What to do:
Rewrite each of the items below, replacing every "star-button" with "favorite-button" and keeping everything else the same. Leave the pictures out of your answer.

### Dataset records ###

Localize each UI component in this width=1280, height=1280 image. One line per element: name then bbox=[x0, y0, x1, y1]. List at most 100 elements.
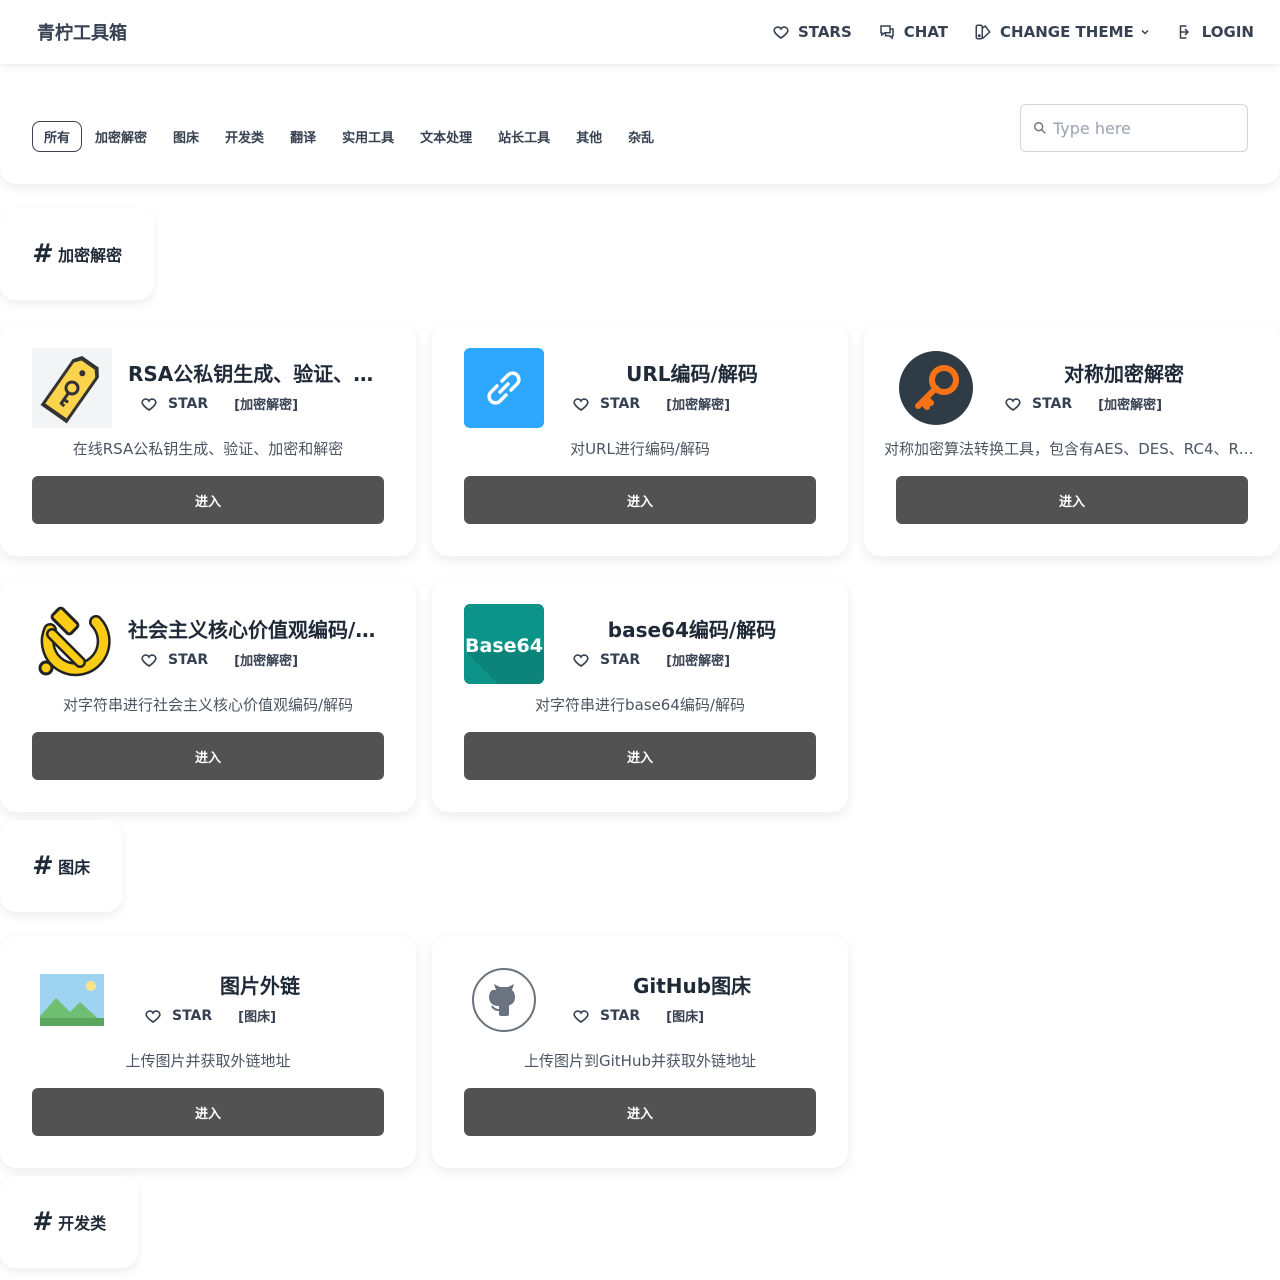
enter-button[interactable]: 进入 bbox=[896, 476, 1248, 524]
star-button[interactable]: STAR bbox=[572, 651, 640, 669]
chat-icon bbox=[880, 25, 894, 40]
tool-card-core-values: 社会主义核心价值观编码/解码 STAR [加密解密] 对字符串进行社会主义核心价… bbox=[0, 580, 416, 812]
card-description: 对字符串进行base64编码/解码 bbox=[535, 696, 745, 714]
category-tag: [加密解密] bbox=[666, 654, 731, 669]
star-button[interactable]: STAR bbox=[572, 395, 640, 413]
landscape-image-icon bbox=[40, 974, 104, 1026]
star-label: STAR bbox=[172, 1007, 213, 1024]
tool-card-symmetric: 对称加密解密 STAR [加密解密] 对称加密算法转换工具，包含有AES、DES… bbox=[864, 324, 1280, 556]
tab-dev[interactable]: 开发类 bbox=[212, 121, 277, 152]
tab-utilities[interactable]: 实用工具 bbox=[329, 121, 407, 152]
card-description: 上传图片到GitHub并获取外链地址 bbox=[524, 1052, 756, 1070]
card-description: 对URL进行编码/解码 bbox=[570, 440, 710, 458]
search-icon bbox=[1034, 122, 1046, 134]
nav-actions: STARS CHAT CHANGE THEME LOGIN bbox=[772, 0, 1254, 64]
category-tag: [加密解密] bbox=[1098, 398, 1163, 413]
star-label: STAR bbox=[168, 651, 209, 668]
chat-button[interactable]: CHAT bbox=[878, 23, 948, 41]
tool-card-url: URL编码/解码 STAR [加密解密] 对URL进行编码/解码 进入 bbox=[432, 324, 848, 556]
section-header-dev: # 开发类 bbox=[0, 1176, 139, 1268]
tool-card-rsa: RSA公私钥生成、验证、加密和解密 STAR [加密解密] 在线RSA公私钥生成… bbox=[0, 324, 416, 556]
card-meta: STAR [图床] bbox=[144, 1006, 276, 1025]
tab-text[interactable]: 文本处理 bbox=[407, 121, 485, 152]
tab-all[interactable]: 所有 bbox=[32, 120, 83, 152]
tab-image-host[interactable]: 图床 bbox=[160, 121, 212, 152]
section-title: 图床 bbox=[58, 858, 91, 877]
login-button[interactable]: LOGIN bbox=[1176, 23, 1254, 41]
card-title: base64编码/解码 bbox=[607, 618, 777, 642]
tab-misc[interactable]: 杂乱 bbox=[615, 121, 667, 152]
tool-card-github: GitHub图床 STAR [图床] 上传图片到GitHub并获取外链地址 进入 bbox=[432, 936, 848, 1168]
palette-icon bbox=[975, 24, 991, 40]
tab-translate[interactable]: 翻译 bbox=[277, 121, 329, 152]
star-button[interactable]: STAR bbox=[1004, 395, 1072, 413]
heart-icon bbox=[1005, 397, 1021, 411]
star-button[interactable]: STAR bbox=[140, 651, 208, 669]
card-title: 对称加密解密 bbox=[1064, 362, 1184, 386]
enter-button[interactable]: 进入 bbox=[32, 1088, 384, 1136]
star-button[interactable]: STAR bbox=[144, 1007, 212, 1025]
tool-card-base64: Base64 base64编码/解码 STAR [加密解密] 对字符串进行bas… bbox=[432, 580, 848, 812]
card-title: RSA公私钥生成、验证、加密和解密 bbox=[128, 362, 392, 386]
section-header-crypto: # 加密解密 bbox=[0, 208, 155, 300]
section-header-image-host: # 图床 bbox=[0, 820, 123, 912]
heart-icon bbox=[773, 26, 789, 39]
category-tabs: 所有 加密解密 图床 开发类 翻译 实用工具 文本处理 站长工具 其他 杂乱 bbox=[32, 120, 667, 152]
login-icon bbox=[1179, 25, 1189, 39]
enter-button[interactable]: 进入 bbox=[464, 732, 816, 780]
stars-label: STARS bbox=[797, 23, 852, 41]
card-description: 上传图片并获取外链地址 bbox=[125, 1052, 291, 1070]
heart-icon bbox=[573, 653, 589, 667]
card-meta: STAR [加密解密] bbox=[140, 650, 298, 669]
category-tag: [加密解密] bbox=[666, 398, 731, 413]
login-label: LOGIN bbox=[1201, 23, 1254, 41]
card-title: GitHub图床 bbox=[632, 974, 752, 998]
hash-icon: # bbox=[32, 1207, 51, 1237]
tab-webmaster[interactable]: 站长工具 bbox=[485, 121, 563, 152]
enter-button[interactable]: 进入 bbox=[464, 476, 816, 524]
tab-other[interactable]: 其他 bbox=[563, 121, 615, 152]
star-label: STAR bbox=[600, 1007, 641, 1024]
link-icon bbox=[464, 348, 544, 428]
heart-icon bbox=[145, 1009, 161, 1023]
category-tag: [图床] bbox=[666, 1010, 705, 1025]
card-meta: STAR [加密解密] bbox=[572, 394, 730, 413]
category-tag: [图床] bbox=[238, 1010, 277, 1025]
hash-icon: # bbox=[32, 851, 51, 881]
heart-icon bbox=[141, 397, 157, 411]
heart-icon bbox=[573, 397, 589, 411]
card-meta: STAR [图床] bbox=[572, 1006, 704, 1025]
rsa-key-tag-icon bbox=[32, 348, 112, 428]
enter-button[interactable]: 进入 bbox=[464, 1088, 816, 1136]
app-title[interactable]: 青柠工具箱 bbox=[37, 19, 127, 45]
card-description: 对称加密算法转换工具，包含有AES、DES、RC4、Rabbit、TripleD… bbox=[884, 440, 1260, 458]
enter-button[interactable]: 进入 bbox=[32, 732, 384, 780]
change-theme-label: CHANGE THEME bbox=[1000, 23, 1134, 41]
hash-icon: # bbox=[32, 239, 51, 269]
filter-bar: 所有 加密解密 图床 开发类 翻译 实用工具 文本处理 站长工具 其他 杂乱 bbox=[0, 72, 1280, 184]
tool-card-image-link: 图片外链 STAR [图床] 上传图片并获取外链地址 进入 bbox=[0, 936, 416, 1168]
star-label: STAR bbox=[600, 395, 641, 412]
star-label: STAR bbox=[168, 395, 209, 412]
category-tag: [加密解密] bbox=[234, 398, 299, 413]
card-title: 社会主义核心价值观编码/解码 bbox=[128, 618, 392, 642]
card-title: 图片外链 bbox=[220, 974, 300, 998]
section-title: 开发类 bbox=[58, 1214, 107, 1233]
search-input[interactable] bbox=[1053, 118, 1233, 138]
base64-icon-text: Base64 bbox=[465, 635, 543, 657]
change-theme-button[interactable]: CHANGE THEME bbox=[974, 23, 1150, 41]
star-label: STAR bbox=[1032, 395, 1073, 412]
star-button[interactable]: STAR bbox=[140, 395, 208, 413]
chat-label: CHAT bbox=[903, 23, 949, 41]
card-meta: STAR [加密解密] bbox=[572, 650, 730, 669]
heart-icon bbox=[573, 1009, 589, 1023]
card-title: URL编码/解码 bbox=[626, 362, 758, 386]
stars-button[interactable]: STARS bbox=[772, 23, 852, 41]
tab-crypto[interactable]: 加密解密 bbox=[82, 121, 160, 152]
github-icon bbox=[472, 968, 536, 1032]
enter-button[interactable]: 进入 bbox=[32, 476, 384, 524]
card-description: 对字符串进行社会主义核心价值观编码/解码 bbox=[62, 696, 354, 714]
key-icon bbox=[899, 351, 973, 425]
category-tag: [加密解密] bbox=[234, 654, 299, 669]
star-button[interactable]: STAR bbox=[572, 1007, 640, 1025]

###

Result for this task:
Localize each UI component in this width=1280, height=1280 image. One line per element: name then bbox=[x0, y0, x1, y1]. List at most 100 elements.
enter-button[interactable]: 进入 bbox=[896, 476, 1248, 524]
favorite-button[interactable]: STAR bbox=[572, 651, 640, 669]
chat-icon bbox=[880, 25, 894, 40]
tool-card-core-values: 社会主义核心价值观编码/解码 STAR [加密解密] 对字符串进行社会主义核心价… bbox=[0, 580, 416, 812]
card-description: 对字符串进行base64编码/解码 bbox=[535, 696, 745, 714]
category-tag: [加密解密] bbox=[666, 654, 731, 669]
favorite-button[interactable]: STAR bbox=[572, 395, 640, 413]
landscape-image-icon bbox=[40, 974, 104, 1026]
star-label: STAR bbox=[172, 1007, 213, 1024]
tool-card-symmetric: 对称加密解密 STAR [加密解密] 对称加密算法转换工具，包含有AES、DES… bbox=[864, 324, 1280, 556]
tab-dev[interactable]: 开发类 bbox=[212, 121, 277, 152]
tab-utilities[interactable]: 实用工具 bbox=[329, 121, 407, 152]
card-description: 上传图片到GitHub并获取外链地址 bbox=[524, 1052, 756, 1070]
card-description: 对URL进行编码/解码 bbox=[570, 440, 710, 458]
search-icon bbox=[1034, 122, 1046, 134]
nav-actions: STARS CHAT CHANGE THEME LOGIN bbox=[772, 0, 1254, 64]
category-tag: [加密解密] bbox=[1098, 398, 1163, 413]
star-label: STAR bbox=[168, 651, 209, 668]
chat-button[interactable]: CHAT bbox=[878, 23, 948, 41]
tool-card-url: URL编码/解码 STAR [加密解密] 对URL进行编码/解码 进入 bbox=[432, 324, 848, 556]
section-header-dev: # 开发类 bbox=[0, 1176, 139, 1268]
tool-card-rsa: RSA公私钥生成、验证、加密和解密 STAR [加密解密] 在线RSA公私钥生成… bbox=[0, 324, 416, 556]
card-meta: STAR [图床] bbox=[144, 1006, 276, 1025]
tab-text[interactable]: 文本处理 bbox=[407, 121, 485, 152]
tab-all[interactable]: 所有 bbox=[32, 120, 83, 152]
tab-image-host[interactable]: 图床 bbox=[160, 121, 212, 152]
section-title: 图床 bbox=[58, 858, 91, 877]
login-button[interactable]: LOGIN bbox=[1176, 23, 1254, 41]
card-title: base64编码/解码 bbox=[607, 618, 777, 642]
tab-misc[interactable]: 杂乱 bbox=[615, 121, 667, 152]
tool-card-github: GitHub图床 STAR [图床] 上传图片到GitHub并获取外链地址 进入 bbox=[432, 936, 848, 1168]
palette-icon bbox=[975, 24, 991, 40]
tab-translate[interactable]: 翻译 bbox=[277, 121, 329, 152]
favorite-button[interactable]: STAR bbox=[1004, 395, 1072, 413]
heart-icon bbox=[1005, 397, 1021, 411]
favorite-button[interactable]: STAR bbox=[140, 651, 208, 669]
card-title: 对称加密解密 bbox=[1064, 362, 1184, 386]
enter-button[interactable]: 进入 bbox=[32, 1088, 384, 1136]
favorite-button[interactable]: STAR bbox=[144, 1007, 212, 1025]
tool-card-base64: Base64 base64编码/解码 STAR [加密解密] 对字符串进行bas… bbox=[432, 580, 848, 812]
card-title: RSA公私钥生成、验证、加密和解密 bbox=[128, 362, 392, 386]
section-header-crypto: # 加密解密 bbox=[0, 208, 155, 300]
section-header-image-host: # 图床 bbox=[0, 820, 123, 912]
heart-icon bbox=[773, 26, 789, 39]
category-tabs: 所有 加密解密 图床 开发类 翻译 实用工具 文本处理 站长工具 其他 杂乱 bbox=[32, 120, 667, 152]
login-icon bbox=[1179, 25, 1189, 39]
enter-button[interactable]: 进入 bbox=[464, 732, 816, 780]
stars-label: STARS bbox=[797, 23, 852, 41]
card-description: 上传图片并获取外链地址 bbox=[125, 1052, 291, 1070]
heart-icon bbox=[573, 653, 589, 667]
card-meta: STAR [加密解密] bbox=[140, 650, 298, 669]
category-tag: [加密解密] bbox=[666, 398, 731, 413]
login-label: LOGIN bbox=[1201, 23, 1254, 41]
card-title: GitHub图床 bbox=[632, 974, 752, 998]
hash-icon: # bbox=[32, 1207, 51, 1237]
tab-webmaster[interactable]: 站长工具 bbox=[485, 121, 563, 152]
enter-button[interactable]: 进入 bbox=[464, 476, 816, 524]
tab-other[interactable]: 其他 bbox=[563, 121, 615, 152]
star-label: STAR bbox=[600, 1007, 641, 1024]
link-icon bbox=[464, 348, 544, 428]
heart-icon bbox=[145, 1009, 161, 1023]
category-tag: [图床] bbox=[666, 1010, 705, 1025]
card-meta: STAR [加密解密] bbox=[572, 394, 730, 413]
category-tag: [图床] bbox=[238, 1010, 277, 1025]
hash-icon: # bbox=[32, 851, 51, 881]
heart-icon bbox=[141, 397, 157, 411]
heart-icon bbox=[573, 397, 589, 411]
card-meta: STAR [图床] bbox=[572, 1006, 704, 1025]
rsa-key-tag-icon bbox=[32, 348, 112, 428]
enter-button[interactable]: 进入 bbox=[464, 1088, 816, 1136]
app-title[interactable]: 青柠工具箱 bbox=[37, 19, 127, 45]
card-description: 对称加密算法转换工具，包含有AES、DES、RC4、Rabbit、TripleD… bbox=[884, 440, 1260, 458]
enter-button[interactable]: 进入 bbox=[32, 732, 384, 780]
change-theme-label: CHANGE THEME bbox=[1000, 23, 1134, 41]
hash-icon: # bbox=[32, 239, 51, 269]
filter-bar: 所有 加密解密 图床 开发类 翻译 实用工具 文本处理 站长工具 其他 杂乱 bbox=[0, 72, 1280, 184]
tool-card-image-link: 图片外链 STAR [图床] 上传图片并获取外链地址 进入 bbox=[0, 936, 416, 1168]
star-label: STAR bbox=[600, 395, 641, 412]
star-label: STAR bbox=[168, 395, 209, 412]
category-tag: [加密解密] bbox=[234, 398, 299, 413]
card-title: 社会主义核心价值观编码/解码 bbox=[128, 618, 392, 642]
card-title: 图片外链 bbox=[220, 974, 300, 998]
section-title: 开发类 bbox=[58, 1214, 107, 1233]
search-input[interactable] bbox=[1053, 118, 1233, 138]
base64-icon-text: Base64 bbox=[465, 635, 543, 657]
change-theme-button[interactable]: CHANGE THEME bbox=[974, 23, 1150, 41]
star-label: STAR bbox=[1032, 395, 1073, 412]
favorite-button[interactable]: STAR bbox=[140, 395, 208, 413]
chat-label: CHAT bbox=[903, 23, 949, 41]
card-meta: STAR [加密解密] bbox=[572, 650, 730, 669]
heart-icon bbox=[573, 1009, 589, 1023]
card-title: URL编码/解码 bbox=[626, 362, 758, 386]
stars-button[interactable]: STARS bbox=[772, 23, 852, 41]
tab-crypto[interactable]: 加密解密 bbox=[82, 121, 160, 152]
github-icon bbox=[472, 968, 536, 1032]
enter-button[interactable]: 进入 bbox=[32, 476, 384, 524]
card-description: 对字符串进行社会主义核心价值观编码/解码 bbox=[62, 696, 354, 714]
key-icon bbox=[899, 351, 973, 425]
category-tag: [加密解密] bbox=[234, 654, 299, 669]
favorite-button[interactable]: STAR bbox=[572, 1007, 640, 1025]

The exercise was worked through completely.